**Direction**
Find each line containing the string "член". Copy it.

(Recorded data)

----------

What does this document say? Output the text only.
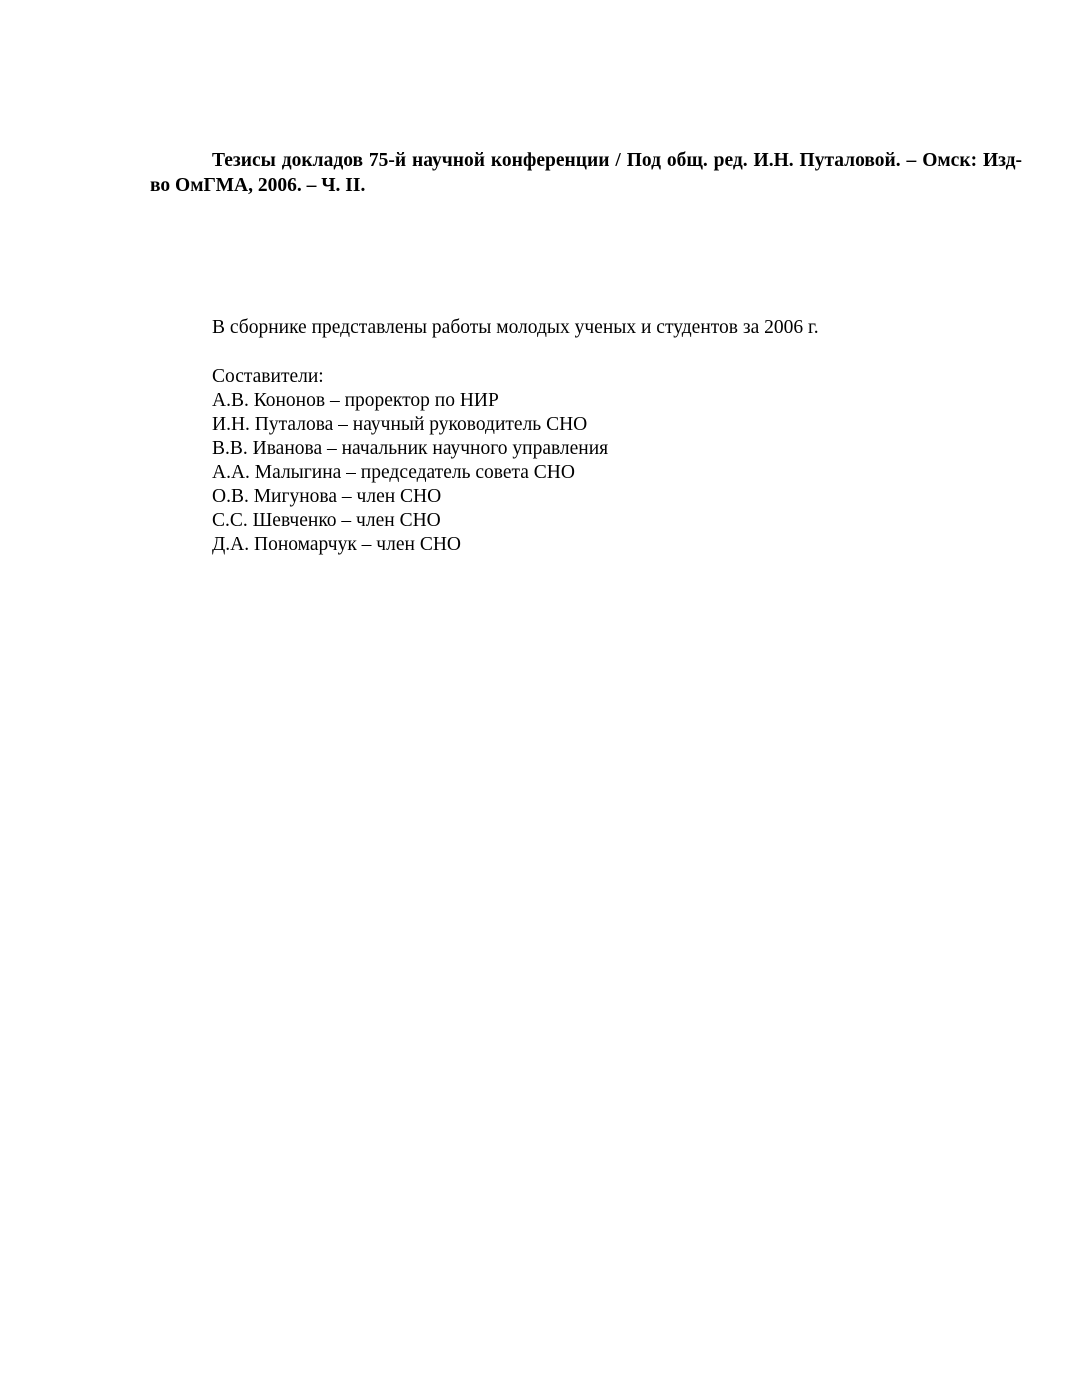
Тезисы докладов 75-й научной конференции / Под общ. ред. И.Н. Путаловой. – Омск: Изд-во ОмГМА, 2006. – Ч. II.

В сборнике представлены работы молодых ученых и студентов за 2006 г.

Составители:
А.В. Кононов – проректор по НИР
И.Н. Путалова – научный руководитель СНО
В.В. Иванова – начальник научного управления
А.А. Малыгина – председатель совета СНО
О.В. Мигунова – член СНО
С.С. Шевченко – член СНО
Д.А. Пономарчук – член СНО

----------

**Reply to the exercise**
О.В. Мигунова – член СНО
С.С. Шевченко – член СНО
Д.А. Пономарчук – член СНО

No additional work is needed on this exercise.